* _EXTRAIT DU DOCUMENT_:
Publié le 1 juillet 2023 à 19h18 - Dernière mise à jour le 22 août 2023 à 10h21
Le satellite Euclid, de l’Agence Spatiale Européenne, a été lancé avec succès le 1er juillet 2023 depuis Cap Canaveral par une fusée Falcon 9 de SpaceX. Il emporte le spectrographe infrarouge NISP fabriqué au Laboratoire d’Astrophysique de Marseille.
Euclid est un télescope spatial doté d’un miroir de 1,20 m de diamètre qui sera placé au point de Lagrange L2, un des points d’équilibre des forces entre la Terre et le Soleil, où il retrouvera d’ailleurs dans un mois le télescope spatial James Webb qui s’y trouve depuis déjà un an et demi. Euclid va permettre d’étudier la distribution des galaxies dans l’Univers, c’est pourquoi on lui a donné le nom du célèbre mathématicien de la Grèce antique considéré comme le père de la géométrie.
L’Univers est composé de dizaines de milliards de galaxies dont chacune contient des centaines de milliards d’étoiles. Euclid va permettre d’établir avec précision la carte de leur répartition en 3D sur un tiers de la voute céleste, englobant environ deux milliards de galaxies. Les galaxies lointaines observées permettront de remonter le temps jusqu’à une dizaine de milliards d’années en arrière, le temps qu’a pris leur lumière pour nous parvenir. On espère ainsi mieux comprendre deux composantes fondamentales de l’Univers que sont la matière noire et l’énergie noire.
Matière noire et Énergie noire
La première a été découverte il y a presque un siècle, en observant le mouvement des galaxies, on a constaté qu’elles étaient maintenues en paquets (baptisés amas de galaxies) par une force gravitationnelle supérieure à ce qu’indique la somme de leurs masses individuelles. De la même façon, on a noté que les galaxies tournent sur elles-mêmes plus rapidement que ne l’indique la masse totale d’étoiles, de gaz et de poussières qui les constitue, ce qui suggère qu’il y a de la matière que l’on ne voit pas mais qui agit par sa force gravitationnelle, d’où le nom de matière noire qu’on lui a donné. On ne connait toujours pas la nature de cette matière noire mais la physique des particules pourrait apporter la solution et il est amusant de noter que l’explication d’un phénomène observable à si grande échelle pourrait ainsi résider dans une minuscule particule difficile à détecter.
La matière noire pourrait constituer 85% de la masse de l’Univers, la matière ordinaire formée des atomes qui nous sont familiers n’en constituerait donc que 15%. On a même pensé que cette énorme masse amènerait à ralentir l’expansion de l’Univers créée par le Big Bang, au point que celle-ci s’arrêterait et que l’Univers s’effondrerait ensuite sur lui-même sous l’effet de sa propre gravitation, l’amenant à se concentrer en un point, on a baptisé cela le Big Crunch. On pouvait ainsi imaginer une série d’expansion-contraction pour notre Univers, avec une sorte d’histoire sans cesse recommencée.

* _ENTRÉES ENREGISTRÉES_:
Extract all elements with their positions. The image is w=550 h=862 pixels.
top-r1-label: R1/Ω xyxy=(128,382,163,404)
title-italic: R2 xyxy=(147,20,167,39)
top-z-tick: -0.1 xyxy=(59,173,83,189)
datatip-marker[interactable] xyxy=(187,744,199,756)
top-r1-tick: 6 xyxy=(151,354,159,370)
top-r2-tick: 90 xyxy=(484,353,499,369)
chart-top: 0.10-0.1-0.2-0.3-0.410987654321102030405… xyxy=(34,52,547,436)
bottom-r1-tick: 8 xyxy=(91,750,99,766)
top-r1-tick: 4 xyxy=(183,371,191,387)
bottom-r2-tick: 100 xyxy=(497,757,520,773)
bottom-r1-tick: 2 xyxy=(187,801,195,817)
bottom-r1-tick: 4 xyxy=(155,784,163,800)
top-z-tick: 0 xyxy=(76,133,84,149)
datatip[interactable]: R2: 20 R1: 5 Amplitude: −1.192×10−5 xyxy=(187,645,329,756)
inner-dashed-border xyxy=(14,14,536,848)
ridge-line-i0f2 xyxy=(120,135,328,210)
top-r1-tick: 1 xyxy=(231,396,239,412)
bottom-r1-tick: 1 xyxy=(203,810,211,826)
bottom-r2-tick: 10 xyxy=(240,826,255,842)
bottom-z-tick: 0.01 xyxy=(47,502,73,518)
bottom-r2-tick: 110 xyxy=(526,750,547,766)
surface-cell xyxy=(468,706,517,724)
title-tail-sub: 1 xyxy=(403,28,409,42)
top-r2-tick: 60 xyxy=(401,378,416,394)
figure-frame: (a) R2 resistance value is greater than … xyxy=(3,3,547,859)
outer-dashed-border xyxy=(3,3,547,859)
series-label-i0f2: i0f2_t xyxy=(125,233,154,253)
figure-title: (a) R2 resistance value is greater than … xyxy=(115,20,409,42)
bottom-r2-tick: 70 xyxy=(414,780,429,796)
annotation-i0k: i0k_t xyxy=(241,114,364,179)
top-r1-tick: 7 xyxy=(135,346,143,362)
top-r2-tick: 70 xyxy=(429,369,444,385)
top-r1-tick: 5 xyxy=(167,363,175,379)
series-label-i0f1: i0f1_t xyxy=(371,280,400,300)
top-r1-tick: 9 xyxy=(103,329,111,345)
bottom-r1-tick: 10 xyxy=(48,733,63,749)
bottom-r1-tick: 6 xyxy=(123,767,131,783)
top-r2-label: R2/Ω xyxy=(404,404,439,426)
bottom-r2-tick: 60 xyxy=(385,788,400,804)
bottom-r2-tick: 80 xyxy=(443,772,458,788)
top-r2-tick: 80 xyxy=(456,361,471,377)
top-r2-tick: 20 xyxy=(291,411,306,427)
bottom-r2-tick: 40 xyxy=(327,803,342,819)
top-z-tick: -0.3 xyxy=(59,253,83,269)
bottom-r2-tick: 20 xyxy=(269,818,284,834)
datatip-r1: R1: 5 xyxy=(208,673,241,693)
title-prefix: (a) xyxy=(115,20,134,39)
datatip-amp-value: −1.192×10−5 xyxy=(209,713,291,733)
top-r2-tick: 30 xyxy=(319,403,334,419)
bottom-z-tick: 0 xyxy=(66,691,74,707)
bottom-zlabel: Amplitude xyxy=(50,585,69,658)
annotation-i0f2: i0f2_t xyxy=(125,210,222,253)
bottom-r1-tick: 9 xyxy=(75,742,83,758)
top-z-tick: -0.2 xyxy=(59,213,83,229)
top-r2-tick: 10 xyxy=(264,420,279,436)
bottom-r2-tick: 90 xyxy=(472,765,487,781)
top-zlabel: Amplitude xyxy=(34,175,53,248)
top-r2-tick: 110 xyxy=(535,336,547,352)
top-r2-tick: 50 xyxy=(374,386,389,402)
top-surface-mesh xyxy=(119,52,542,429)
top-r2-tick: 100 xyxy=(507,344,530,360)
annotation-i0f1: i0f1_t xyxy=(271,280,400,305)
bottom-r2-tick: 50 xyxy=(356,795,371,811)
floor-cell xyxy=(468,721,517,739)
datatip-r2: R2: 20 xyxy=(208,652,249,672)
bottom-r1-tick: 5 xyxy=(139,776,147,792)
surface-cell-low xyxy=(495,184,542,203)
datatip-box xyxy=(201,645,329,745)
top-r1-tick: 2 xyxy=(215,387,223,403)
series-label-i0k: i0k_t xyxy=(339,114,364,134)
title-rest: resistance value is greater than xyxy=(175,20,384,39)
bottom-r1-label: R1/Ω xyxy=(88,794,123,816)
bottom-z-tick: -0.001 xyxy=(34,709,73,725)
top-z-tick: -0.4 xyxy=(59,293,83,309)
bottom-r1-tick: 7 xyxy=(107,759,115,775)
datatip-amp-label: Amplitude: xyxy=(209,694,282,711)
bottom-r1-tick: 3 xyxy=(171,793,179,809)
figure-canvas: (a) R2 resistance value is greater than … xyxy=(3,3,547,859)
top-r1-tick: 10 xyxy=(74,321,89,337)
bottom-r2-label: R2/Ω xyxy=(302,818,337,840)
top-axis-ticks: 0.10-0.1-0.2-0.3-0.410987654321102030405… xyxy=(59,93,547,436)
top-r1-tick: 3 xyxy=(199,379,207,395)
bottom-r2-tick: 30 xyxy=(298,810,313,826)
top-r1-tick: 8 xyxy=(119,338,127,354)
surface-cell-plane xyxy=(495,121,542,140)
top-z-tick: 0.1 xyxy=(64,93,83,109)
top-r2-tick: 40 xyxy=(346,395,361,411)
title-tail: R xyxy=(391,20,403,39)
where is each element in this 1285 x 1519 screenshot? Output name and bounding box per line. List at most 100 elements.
==
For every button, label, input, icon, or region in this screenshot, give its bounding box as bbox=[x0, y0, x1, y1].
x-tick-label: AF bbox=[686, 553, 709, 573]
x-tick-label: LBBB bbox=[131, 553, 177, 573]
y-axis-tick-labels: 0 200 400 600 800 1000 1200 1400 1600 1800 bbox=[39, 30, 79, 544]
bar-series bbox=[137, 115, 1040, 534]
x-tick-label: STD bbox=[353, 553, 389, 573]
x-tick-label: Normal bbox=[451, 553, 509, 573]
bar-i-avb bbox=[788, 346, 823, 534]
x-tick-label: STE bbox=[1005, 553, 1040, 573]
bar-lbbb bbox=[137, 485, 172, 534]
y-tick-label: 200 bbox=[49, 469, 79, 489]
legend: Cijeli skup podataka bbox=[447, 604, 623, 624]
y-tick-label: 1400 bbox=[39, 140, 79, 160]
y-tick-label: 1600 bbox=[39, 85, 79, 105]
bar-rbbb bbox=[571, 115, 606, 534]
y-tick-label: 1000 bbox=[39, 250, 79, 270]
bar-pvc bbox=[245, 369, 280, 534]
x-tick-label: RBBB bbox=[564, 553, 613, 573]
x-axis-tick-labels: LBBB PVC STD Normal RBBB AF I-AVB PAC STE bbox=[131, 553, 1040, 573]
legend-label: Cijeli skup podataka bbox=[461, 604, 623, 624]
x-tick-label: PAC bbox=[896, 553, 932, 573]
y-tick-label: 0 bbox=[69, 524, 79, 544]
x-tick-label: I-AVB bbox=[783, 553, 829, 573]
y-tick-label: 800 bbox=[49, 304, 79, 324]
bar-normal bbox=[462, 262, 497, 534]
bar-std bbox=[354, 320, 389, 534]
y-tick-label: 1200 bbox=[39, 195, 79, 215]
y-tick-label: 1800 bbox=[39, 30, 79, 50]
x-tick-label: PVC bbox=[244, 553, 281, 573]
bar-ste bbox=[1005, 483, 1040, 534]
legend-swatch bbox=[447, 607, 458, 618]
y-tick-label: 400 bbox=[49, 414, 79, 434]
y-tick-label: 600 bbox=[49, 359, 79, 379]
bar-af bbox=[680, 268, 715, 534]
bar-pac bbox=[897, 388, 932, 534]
--
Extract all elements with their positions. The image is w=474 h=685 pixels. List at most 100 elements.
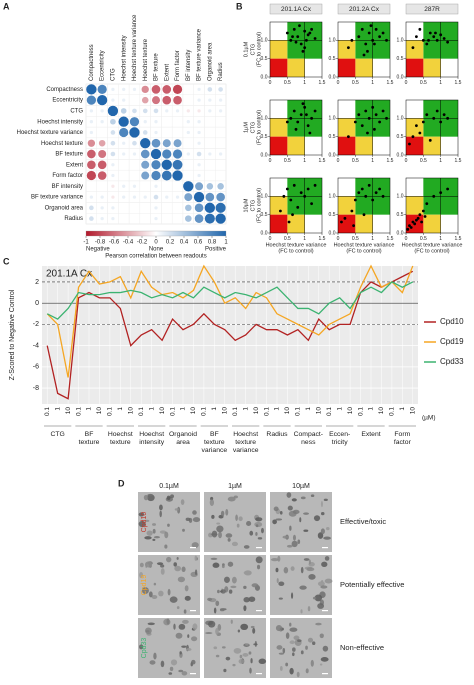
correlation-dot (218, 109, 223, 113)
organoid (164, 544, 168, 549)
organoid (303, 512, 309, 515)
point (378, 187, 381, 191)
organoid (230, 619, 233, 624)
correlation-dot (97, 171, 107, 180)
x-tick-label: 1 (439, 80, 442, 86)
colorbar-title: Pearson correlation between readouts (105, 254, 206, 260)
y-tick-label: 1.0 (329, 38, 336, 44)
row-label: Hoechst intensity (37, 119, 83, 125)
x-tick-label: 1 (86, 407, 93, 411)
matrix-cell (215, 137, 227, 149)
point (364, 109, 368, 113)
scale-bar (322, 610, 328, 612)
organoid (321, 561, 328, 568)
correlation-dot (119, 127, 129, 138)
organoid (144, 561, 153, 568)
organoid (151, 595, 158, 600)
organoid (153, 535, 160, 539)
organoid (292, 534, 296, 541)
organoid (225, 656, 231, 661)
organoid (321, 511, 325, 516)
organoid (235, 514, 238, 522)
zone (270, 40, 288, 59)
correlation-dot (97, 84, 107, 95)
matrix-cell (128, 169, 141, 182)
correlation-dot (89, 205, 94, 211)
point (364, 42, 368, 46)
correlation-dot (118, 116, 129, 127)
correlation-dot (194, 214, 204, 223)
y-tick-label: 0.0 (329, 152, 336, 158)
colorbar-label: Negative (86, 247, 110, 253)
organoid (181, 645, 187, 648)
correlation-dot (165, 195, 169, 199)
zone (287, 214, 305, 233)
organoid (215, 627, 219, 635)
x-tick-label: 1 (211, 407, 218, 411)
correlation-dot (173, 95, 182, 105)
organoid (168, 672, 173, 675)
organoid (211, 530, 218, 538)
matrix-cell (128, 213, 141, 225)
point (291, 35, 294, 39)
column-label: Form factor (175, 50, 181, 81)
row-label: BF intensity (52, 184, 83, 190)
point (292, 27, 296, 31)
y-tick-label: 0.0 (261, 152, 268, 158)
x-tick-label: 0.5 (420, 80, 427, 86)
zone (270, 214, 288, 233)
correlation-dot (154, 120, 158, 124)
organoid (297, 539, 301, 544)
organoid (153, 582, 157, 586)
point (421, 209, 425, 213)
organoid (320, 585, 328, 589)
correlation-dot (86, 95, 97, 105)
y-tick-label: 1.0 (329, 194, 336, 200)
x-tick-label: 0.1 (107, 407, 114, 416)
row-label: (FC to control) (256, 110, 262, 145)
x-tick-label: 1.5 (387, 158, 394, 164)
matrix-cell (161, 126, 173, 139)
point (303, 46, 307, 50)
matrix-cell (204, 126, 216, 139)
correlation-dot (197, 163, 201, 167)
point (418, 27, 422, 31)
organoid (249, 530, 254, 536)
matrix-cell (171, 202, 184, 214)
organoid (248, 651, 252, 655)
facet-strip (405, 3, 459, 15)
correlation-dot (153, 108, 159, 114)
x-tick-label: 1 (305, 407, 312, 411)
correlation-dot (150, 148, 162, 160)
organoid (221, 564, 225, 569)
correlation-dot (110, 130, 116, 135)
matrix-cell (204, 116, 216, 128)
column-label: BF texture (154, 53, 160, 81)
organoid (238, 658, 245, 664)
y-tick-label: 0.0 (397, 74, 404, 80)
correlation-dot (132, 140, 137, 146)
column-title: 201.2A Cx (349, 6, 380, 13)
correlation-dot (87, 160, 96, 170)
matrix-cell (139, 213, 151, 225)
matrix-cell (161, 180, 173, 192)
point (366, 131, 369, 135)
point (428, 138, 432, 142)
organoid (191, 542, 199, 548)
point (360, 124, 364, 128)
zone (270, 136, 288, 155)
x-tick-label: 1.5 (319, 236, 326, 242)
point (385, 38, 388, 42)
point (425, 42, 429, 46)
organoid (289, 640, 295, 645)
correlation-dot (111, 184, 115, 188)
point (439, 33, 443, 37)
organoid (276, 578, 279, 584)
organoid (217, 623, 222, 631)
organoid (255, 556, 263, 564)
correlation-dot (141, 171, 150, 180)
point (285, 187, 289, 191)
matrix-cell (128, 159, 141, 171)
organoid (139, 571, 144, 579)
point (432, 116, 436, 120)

* _EXERCICES_:
1/ Reproduisez fidèlement le passage de l'article sur le satellite Euclid qui commence à « Euclid est un » et se termine à « de la géométrie. ».
2/ Relevez tous les organismes (agences, entreprises, laboratoires) cités dans l'article sur le satellite Euclid.
3/ Prolongez l'article sur le satellite Euclid à partir de sa dernière phrase.

* _RÉPONSES PAR EXERCICE_:
1/
Euclid est un télescope spatial doté d’un miroir de 1,20 m de diamètre qui sera placé au point de Lagrange L2, un des points d’équilibre des forces entre la Terre et le Soleil, où il retrouvera d’ailleurs dans un mois le télescope spatial James Webb qui s’y trouve depuis déjà un an et demi. Euclid va permettre d’étudier la distribution des galaxies dans l’Univers, c’est pourquoi on lui a donné le nom du célèbre mathématicien de la Grèce antique considéré comme le père de la géométrie.

2/
Agence Spatiale Européenne
SpaceX
Laboratoire d'Astrophysique de Marseille

3/
Paradoxalement, alors que l’on cherchait à mesurer le taux de ralentissement de l’expansion de l’Univers, on a découvert en 1998 que l’expansion s’accélère !… Pour expliquer ce phénomène inattendu on a introduit le concept d’énergie noire qui vient compliquer un peu plus la tâche des cosmologistes qui étudient la structure et l’évolution de l’Univers. Dans les modèles mathématiques qu’ils ont développés ils essaient de trouver le dosage de matière noire et d’énergie noire qui est le plus à même d’expliquer la distribution des galaxies que l’on observe. L’Univers à grande échelle a une structure en éponge, avec de vastes zones vides entre les galaxies qui semblent se répartir à la surface de gigantesques bulles contigües. Les zones vides ne sont cependant pas des trous isolés, comme dans un gruyère, mais il y a une continuité entre elles, exactement comme dans une éponge.
Les instruments d’Euclid
Pour observer au mieux la répartition des galaxies dans l’Univers, Euclid est équipé de deux instruments, VIS qui fonctionnera dans le visible, et NISP (Near Infrared Spectrometer and Photometer) qui fonctionnera dans l’infrarouge.
VIS a été construit au Royaume-Uni et fera des images de galaxies lointaines. Lors de son trajet pour arriver jusqu’à nous la lumière de ces galaxies peut être courbée par la masse de galaxies plus proches (c’est l’effet de lentille gravitationnelle) et leur image s’en trouve déformée, ce qui nous renseigne sur la distribution de la matière à grande échelle dans l’Univers, en particulier la matière noire.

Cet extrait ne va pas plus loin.